(Figure contents as structured data)
━━━━━━━━━━━━━━━━━━━━━━━━━━━━━━

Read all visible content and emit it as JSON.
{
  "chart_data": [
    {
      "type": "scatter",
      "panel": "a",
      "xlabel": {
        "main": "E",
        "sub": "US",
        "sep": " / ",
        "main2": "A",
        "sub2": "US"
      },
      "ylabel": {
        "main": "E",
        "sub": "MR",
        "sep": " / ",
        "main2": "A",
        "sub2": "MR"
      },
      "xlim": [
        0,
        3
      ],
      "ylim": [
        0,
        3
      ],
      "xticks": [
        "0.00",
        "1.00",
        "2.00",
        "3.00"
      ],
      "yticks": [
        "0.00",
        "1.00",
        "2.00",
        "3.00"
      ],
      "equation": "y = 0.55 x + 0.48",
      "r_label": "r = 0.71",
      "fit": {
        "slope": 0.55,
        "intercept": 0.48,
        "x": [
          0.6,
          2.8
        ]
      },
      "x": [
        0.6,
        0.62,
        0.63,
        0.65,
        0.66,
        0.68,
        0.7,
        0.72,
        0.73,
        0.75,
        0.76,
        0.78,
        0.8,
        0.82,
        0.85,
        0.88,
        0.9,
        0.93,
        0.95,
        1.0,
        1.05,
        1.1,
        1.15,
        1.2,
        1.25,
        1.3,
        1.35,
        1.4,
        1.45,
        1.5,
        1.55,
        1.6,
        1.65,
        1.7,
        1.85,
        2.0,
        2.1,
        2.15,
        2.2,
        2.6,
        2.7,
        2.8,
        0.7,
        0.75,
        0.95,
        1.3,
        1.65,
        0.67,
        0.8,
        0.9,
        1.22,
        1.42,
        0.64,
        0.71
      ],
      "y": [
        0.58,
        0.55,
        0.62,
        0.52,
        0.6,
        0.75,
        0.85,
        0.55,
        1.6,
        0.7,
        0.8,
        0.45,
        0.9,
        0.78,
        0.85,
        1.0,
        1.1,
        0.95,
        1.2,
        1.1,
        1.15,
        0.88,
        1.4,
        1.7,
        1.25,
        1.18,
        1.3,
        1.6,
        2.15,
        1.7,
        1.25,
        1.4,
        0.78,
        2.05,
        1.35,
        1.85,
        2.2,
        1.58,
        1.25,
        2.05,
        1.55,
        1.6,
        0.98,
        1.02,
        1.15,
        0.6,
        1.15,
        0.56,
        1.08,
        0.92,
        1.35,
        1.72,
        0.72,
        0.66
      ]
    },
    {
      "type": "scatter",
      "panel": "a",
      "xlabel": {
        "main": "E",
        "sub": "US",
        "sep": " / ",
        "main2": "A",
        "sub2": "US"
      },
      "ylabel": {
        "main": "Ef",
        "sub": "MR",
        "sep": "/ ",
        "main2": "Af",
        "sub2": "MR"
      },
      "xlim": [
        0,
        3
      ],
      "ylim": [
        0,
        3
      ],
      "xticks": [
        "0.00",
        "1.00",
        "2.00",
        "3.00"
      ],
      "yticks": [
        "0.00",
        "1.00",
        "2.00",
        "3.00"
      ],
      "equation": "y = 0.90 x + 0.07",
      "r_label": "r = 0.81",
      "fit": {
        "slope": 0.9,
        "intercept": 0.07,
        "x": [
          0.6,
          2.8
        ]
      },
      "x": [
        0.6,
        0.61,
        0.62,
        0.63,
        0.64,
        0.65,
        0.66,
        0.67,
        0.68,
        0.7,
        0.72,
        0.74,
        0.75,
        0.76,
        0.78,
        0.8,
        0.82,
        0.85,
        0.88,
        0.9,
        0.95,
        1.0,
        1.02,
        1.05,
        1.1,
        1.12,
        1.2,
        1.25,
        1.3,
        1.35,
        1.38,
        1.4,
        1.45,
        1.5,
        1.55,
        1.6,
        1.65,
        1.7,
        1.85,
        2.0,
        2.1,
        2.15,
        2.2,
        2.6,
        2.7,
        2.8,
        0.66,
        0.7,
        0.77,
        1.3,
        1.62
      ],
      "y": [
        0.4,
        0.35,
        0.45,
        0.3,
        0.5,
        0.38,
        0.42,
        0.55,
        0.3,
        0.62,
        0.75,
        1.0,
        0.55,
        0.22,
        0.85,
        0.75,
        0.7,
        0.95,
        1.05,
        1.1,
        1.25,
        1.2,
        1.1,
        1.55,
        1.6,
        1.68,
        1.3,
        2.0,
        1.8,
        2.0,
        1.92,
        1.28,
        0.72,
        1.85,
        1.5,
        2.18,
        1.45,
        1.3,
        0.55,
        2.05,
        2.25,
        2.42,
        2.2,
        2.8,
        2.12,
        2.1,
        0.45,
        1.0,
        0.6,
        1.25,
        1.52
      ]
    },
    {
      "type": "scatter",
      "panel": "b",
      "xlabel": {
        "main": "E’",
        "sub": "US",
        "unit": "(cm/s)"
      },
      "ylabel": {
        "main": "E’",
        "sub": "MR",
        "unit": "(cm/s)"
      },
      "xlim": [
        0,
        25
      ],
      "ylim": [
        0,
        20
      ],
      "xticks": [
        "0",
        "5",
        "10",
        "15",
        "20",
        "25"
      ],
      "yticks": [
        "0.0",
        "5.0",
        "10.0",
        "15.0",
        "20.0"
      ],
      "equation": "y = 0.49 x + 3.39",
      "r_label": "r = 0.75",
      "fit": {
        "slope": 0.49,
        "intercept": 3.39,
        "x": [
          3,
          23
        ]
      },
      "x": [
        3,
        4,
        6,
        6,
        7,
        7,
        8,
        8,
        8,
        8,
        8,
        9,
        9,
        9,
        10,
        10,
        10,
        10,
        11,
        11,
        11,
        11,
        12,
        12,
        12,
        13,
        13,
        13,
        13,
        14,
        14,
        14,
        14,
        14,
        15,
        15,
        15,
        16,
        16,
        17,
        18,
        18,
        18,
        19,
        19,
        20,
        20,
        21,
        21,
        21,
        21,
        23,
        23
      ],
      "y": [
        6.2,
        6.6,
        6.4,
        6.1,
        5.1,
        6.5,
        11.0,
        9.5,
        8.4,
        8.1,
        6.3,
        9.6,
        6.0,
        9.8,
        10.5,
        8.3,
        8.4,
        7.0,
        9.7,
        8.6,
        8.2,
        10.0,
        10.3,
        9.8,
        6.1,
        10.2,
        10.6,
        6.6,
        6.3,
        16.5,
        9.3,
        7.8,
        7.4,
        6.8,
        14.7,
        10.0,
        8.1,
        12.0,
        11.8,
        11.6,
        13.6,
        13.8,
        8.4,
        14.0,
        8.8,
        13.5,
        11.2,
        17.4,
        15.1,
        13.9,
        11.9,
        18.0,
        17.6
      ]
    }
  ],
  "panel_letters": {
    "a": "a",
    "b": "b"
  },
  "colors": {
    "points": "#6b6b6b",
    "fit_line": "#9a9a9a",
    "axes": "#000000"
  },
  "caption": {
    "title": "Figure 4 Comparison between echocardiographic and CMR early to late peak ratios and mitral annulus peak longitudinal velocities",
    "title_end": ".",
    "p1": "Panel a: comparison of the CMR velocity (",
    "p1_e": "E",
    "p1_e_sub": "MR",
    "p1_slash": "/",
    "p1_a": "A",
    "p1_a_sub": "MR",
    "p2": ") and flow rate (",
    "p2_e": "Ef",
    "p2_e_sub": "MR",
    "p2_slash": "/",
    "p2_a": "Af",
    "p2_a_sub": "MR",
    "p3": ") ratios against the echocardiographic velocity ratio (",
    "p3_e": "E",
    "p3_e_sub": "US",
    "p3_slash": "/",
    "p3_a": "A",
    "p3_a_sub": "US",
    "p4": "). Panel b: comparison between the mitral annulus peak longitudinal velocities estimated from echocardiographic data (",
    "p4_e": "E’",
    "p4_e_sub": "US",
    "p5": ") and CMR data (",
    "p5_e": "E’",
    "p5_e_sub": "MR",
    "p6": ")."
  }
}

━━━━━━━━━━━━━━━━━━━━━━━━━━━━━━

## Aim of the exercise:
Repeat every record exactly as written, please.

## Response for this exercise:
Read all visible content and emit it as JSON.
{
  "chart_data": [
    {
      "type": "scatter",
      "panel": "a",
      "xlabel": {
        "main": "E",
        "sub": "US",
        "sep": " / ",
        "main2": "A",
        "sub2": "US"
      },
      "ylabel": {
        "main": "E",
        "sub": "MR",
        "sep": " / ",
        "main2": "A",
        "sub2": "MR"
      },
      "xlim": [
        0,
        3
      ],
      "ylim": [
        0,
        3
      ],
      "xticks": [
        "0.00",
        "1.00",
        "2.00",
        "3.00"
      ],
      "yticks": [
        "0.00",
        "1.00",
        "2.00",
        "3.00"
      ],
      "equation": "y = 0.55 x + 0.48",
      "r_label": "r = 0.71",
      "fit": {
        "slope": 0.55,
        "intercept": 0.48,
        "x": [
          0.6,
          2.8
        ]
      },
      "x": [
        0.6,
        0.62,
        0.63,
        0.65,
        0.66,
        0.68,
        0.7,
        0.72,
        0.73,
        0.75,
        0.76,
        0.78,
        0.8,
        0.82,
        0.85,
        0.88,
        0.9,
        0.93,
        0.95,
        1.0,
        1.05,
        1.1,
        1.15,
        1.2,
        1.25,
        1.3,
        1.35,
        1.4,
        1.45,
        1.5,
        1.55,
        1.6,
        1.65,
        1.7,
        1.85,
        2.0,
        2.1,
        2.15,
        2.2,
        2.6,
        2.7,
        2.8,
        0.7,
        0.75,
        0.95,
        1.3,
        1.65,
        0.67,
        0.8,
        0.9,
        1.22,
        1.42,
        0.64,
        0.71
      ],
      "y": [
        0.58,
        0.55,
        0.62,
        0.52,
        0.6,
        0.75,
        0.85,
        0.55,
        1.6,
        0.7,
        0.8,
        0.45,
        0.9,
        0.78,
        0.85,
        1.0,
        1.1,
        0.95,
        1.2,
        1.1,
        1.15,
        0.88,
        1.4,
        1.7,
        1.25,
        1.18,
        1.3,
        1.6,
        2.15,
        1.7,
        1.25,
        1.4,
        0.78,
        2.05,
        1.35,
        1.85,
        2.2,
        1.58,
        1.25,
        2.05,
        1.55,
        1.6,
        0.98,
        1.02,
        1.15,
        0.6,
        1.15,
        0.56,
        1.08,
        0.92,
        1.35,
        1.72,
        0.72,
        0.66
      ]
    },
    {
      "type": "scatter",
      "panel": "a",
      "xlabel": {
        "main": "E",
        "sub": "US",
        "sep": " / ",
        "main2": "A",
        "sub2": "US"
      },
      "ylabel": {
        "main": "Ef",
        "sub": "MR",
        "sep": "/ ",
        "main2": "Af",
        "sub2": "MR"
      },
      "xlim": [
        0,
        3
      ],
      "ylim": [
        0,
        3
      ],
      "xticks": [
        "0.00",
        "1.00",
        "2.00",
        "3.00"
      ],
      "yticks": [
        "0.00",
        "1.00",
        "2.00",
        "3.00"
      ],
      "equation": "y = 0.90 x + 0.07",
      "r_label": "r = 0.81",
      "fit": {
        "slope": 0.9,
        "intercept": 0.07,
        "x": [
          0.6,
          2.8
        ]
      },
      "x": [
        0.6,
        0.61,
        0.62,
        0.63,
        0.64,
        0.65,
        0.66,
        0.67,
        0.68,
        0.7,
        0.72,
        0.74,
        0.75,
        0.76,
        0.78,
        0.8,
        0.82,
        0.85,
        0.88,
        0.9,
        0.95,
        1.0,
        1.02,
        1.05,
        1.1,
        1.12,
        1.2,
        1.25,
        1.3,
        1.35,
        1.38,
        1.4,
        1.45,
        1.5,
        1.55,
        1.6,
        1.65,
        1.7,
        1.85,
        2.0,
        2.1,
        2.15,
        2.2,
        2.6,
        2.7,
        2.8,
        0.66,
        0.7,
        0.77,
        1.3,
        1.62
      ],
      "y": [
        0.4,
        0.35,
        0.45,
        0.3,
        0.5,
        0.38,
        0.42,
        0.55,
        0.3,
        0.62,
        0.75,
        1.0,
        0.55,
        0.22,
        0.85,
        0.75,
        0.7,
        0.95,
        1.05,
        1.1,
        1.25,
        1.2,
        1.1,
        1.55,
        1.6,
        1.68,
        1.3,
        2.0,
        1.8,
        2.0,
        1.92,
        1.28,
        0.72,
        1.85,
        1.5,
        2.18,
        1.45,
        1.3,
        0.55,
        2.05,
        2.25,
        2.42,
        2.2,
        2.8,
        2.12,
        2.1,
        0.45,
        1.0,
        0.6,
        1.25,
        1.52
      ]
    },
    {
      "type": "scatter",
      "panel": "b",
      "xlabel": {
        "main": "E’",
        "sub": "US",
        "unit": "(cm/s)"
      },
      "ylabel": {
        "main": "E’",
        "sub": "MR",
        "unit": "(cm/s)"
      },
      "xlim": [
        0,
        25
      ],
      "ylim": [
        0,
        20
      ],
      "xticks": [
        "0",
        "5",
        "10",
        "15",
        "20",
        "25"
      ],
      "yticks": [
        "0.0",
        "5.0",
        "10.0",
        "15.0",
        "20.0"
      ],
      "equation": "y = 0.49 x + 3.39",
      "r_label": "r = 0.75",
      "fit": {
        "slope": 0.49,
        "intercept": 3.39,
        "x": [
          3,
          23
        ]
      },
      "x": [
        3,
        4,
        6,
        6,
        7,
        7,
        8,
        8,
        8,
        8,
        8,
        9,
        9,
        9,
        10,
        10,
        10,
        10,
        11,
        11,
        11,
        11,
        12,
        12,
        12,
        13,
        13,
        13,
        13,
        14,
        14,
        14,
        14,
        14,
        15,
        15,
        15,
        16,
        16,
        17,
        18,
        18,
        18,
        19,
        19,
        20,
        20,
        21,
        21,
        21,
        21,
        23,
        23
      ],
      "y": [
        6.2,
        6.6,
        6.4,
        6.1,
        5.1,
        6.5,
        11.0,
        9.5,
        8.4,
        8.1,
        6.3,
        9.6,
        6.0,
        9.8,
        10.5,
        8.3,
        8.4,
        7.0,
        9.7,
        8.6,
        8.2,
        10.0,
        10.3,
        9.8,
        6.1,
        10.2,
        10.6,
        6.6,
        6.3,
        16.5,
        9.3,
        7.8,
        7.4,
        6.8,
        14.7,
        10.0,
        8.1,
        12.0,
        11.8,
        11.6,
        13.6,
        13.8,
        8.4,
        14.0,
        8.8,
        13.5,
        11.2,
        17.4,
        15.1,
        13.9,
        11.9,
        18.0,
        17.6
      ]
    }
  ],
  "panel_letters": {
    "a": "a",
    "b": "b"
  },
  "colors": {
    "points": "#6b6b6b",
    "fit_line": "#9a9a9a",
    "axes": "#000000"
  },
  "caption": {
    "title": "Figure 4 Comparison between echocardiographic and CMR early to late peak ratios and mitral annulus peak longitudinal velocities",
    "title_end": ".",
    "p1": "Panel a: comparison of the CMR velocity (",
    "p1_e": "E",
    "p1_e_sub": "MR",
    "p1_slash": "/",
    "p1_a": "A",
    "p1_a_sub": "MR",
    "p2": ") and flow rate (",
    "p2_e": "Ef",
    "p2_e_sub": "MR",
    "p2_slash": "/",
    "p2_a": "Af",
    "p2_a_sub": "MR",
    "p3": ") ratios against the echocardiographic velocity ratio (",
    "p3_e": "E",
    "p3_e_sub": "US",
    "p3_slash": "/",
    "p3_a": "A",
    "p3_a_sub": "US",
    "p4": "). Panel b: comparison between the mitral annulus peak longitudinal velocities estimated from echocardiographic data (",
    "p4_e": "E’",
    "p4_e_sub": "US",
    "p5": ") and CMR data (",
    "p5_e": "E’",
    "p5_e_sub": "MR",
    "p6": ")."
  }
}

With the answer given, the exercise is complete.